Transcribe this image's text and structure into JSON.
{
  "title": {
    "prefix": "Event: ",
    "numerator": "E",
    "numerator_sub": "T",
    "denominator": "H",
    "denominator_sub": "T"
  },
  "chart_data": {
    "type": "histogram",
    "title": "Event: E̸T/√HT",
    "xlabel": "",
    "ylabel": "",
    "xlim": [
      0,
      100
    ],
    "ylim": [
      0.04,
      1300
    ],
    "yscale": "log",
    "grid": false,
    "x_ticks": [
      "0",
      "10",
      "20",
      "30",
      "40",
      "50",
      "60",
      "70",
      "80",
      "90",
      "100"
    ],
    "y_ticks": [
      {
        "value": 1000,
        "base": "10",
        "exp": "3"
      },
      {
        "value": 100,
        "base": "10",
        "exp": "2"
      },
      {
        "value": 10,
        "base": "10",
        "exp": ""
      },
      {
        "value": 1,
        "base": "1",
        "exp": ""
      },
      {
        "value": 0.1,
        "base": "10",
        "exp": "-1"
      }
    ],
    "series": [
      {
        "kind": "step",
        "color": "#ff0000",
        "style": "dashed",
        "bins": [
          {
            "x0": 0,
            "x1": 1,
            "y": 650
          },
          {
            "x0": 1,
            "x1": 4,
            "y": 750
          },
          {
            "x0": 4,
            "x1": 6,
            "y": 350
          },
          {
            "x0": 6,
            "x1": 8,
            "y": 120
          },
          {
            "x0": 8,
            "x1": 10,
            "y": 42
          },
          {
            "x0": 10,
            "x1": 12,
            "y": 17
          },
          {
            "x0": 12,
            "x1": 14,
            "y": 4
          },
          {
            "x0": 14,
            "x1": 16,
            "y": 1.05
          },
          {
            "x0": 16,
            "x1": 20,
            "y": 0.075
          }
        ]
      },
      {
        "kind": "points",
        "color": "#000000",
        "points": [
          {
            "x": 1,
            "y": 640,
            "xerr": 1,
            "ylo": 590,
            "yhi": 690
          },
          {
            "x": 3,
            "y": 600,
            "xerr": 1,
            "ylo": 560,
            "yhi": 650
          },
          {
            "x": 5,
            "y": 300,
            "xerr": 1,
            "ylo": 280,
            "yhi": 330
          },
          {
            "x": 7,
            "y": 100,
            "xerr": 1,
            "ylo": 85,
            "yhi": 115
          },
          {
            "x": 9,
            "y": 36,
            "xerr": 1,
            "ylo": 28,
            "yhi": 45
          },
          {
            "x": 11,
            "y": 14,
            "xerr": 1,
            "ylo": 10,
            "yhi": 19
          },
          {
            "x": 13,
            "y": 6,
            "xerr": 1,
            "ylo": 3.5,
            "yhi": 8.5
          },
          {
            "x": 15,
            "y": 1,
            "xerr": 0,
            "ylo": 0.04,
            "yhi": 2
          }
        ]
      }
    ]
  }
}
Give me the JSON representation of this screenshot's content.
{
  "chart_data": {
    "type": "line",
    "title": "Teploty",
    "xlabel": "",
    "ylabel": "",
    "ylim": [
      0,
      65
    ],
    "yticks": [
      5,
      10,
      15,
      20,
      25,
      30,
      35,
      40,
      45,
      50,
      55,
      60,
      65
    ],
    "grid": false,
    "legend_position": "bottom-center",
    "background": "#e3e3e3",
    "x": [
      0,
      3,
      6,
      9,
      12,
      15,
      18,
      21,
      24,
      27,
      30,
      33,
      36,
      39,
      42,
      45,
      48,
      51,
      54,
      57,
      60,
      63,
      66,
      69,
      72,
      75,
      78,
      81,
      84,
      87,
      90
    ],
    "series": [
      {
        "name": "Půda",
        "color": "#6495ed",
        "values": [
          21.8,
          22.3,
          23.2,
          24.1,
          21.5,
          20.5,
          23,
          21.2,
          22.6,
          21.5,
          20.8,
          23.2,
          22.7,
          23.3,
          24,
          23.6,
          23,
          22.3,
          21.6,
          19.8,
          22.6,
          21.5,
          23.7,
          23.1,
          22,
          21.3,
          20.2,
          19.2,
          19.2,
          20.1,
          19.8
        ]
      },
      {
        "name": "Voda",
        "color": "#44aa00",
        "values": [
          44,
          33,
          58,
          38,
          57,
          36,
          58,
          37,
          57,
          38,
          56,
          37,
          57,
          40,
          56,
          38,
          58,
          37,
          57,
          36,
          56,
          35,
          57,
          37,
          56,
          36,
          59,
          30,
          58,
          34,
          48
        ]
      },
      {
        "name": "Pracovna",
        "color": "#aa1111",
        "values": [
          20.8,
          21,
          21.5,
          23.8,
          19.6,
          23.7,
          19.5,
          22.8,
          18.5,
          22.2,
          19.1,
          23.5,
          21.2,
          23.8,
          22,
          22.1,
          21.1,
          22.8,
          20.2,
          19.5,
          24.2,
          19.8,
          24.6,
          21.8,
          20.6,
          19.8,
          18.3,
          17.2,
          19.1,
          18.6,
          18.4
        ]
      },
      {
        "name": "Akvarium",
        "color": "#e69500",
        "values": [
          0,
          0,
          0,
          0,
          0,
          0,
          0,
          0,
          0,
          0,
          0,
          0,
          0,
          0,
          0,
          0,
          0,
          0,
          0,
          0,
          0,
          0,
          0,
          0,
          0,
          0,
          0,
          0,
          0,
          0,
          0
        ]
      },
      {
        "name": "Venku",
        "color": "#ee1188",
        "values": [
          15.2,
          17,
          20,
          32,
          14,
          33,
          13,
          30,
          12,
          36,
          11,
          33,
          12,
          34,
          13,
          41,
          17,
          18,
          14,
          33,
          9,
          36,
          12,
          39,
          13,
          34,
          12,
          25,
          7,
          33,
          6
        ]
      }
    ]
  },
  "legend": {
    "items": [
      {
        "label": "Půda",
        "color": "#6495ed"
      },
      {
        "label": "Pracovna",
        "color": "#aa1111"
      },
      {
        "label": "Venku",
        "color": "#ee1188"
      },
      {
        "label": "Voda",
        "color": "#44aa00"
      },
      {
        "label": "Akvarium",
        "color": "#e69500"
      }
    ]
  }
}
————
DIRECTIONS: Identify every line above with the string "JSON" in it. Copy those lines.

FULL RESPONSE:
Transcribe this image's text and structure into JSON.
Give me the JSON representation of this screenshot's content.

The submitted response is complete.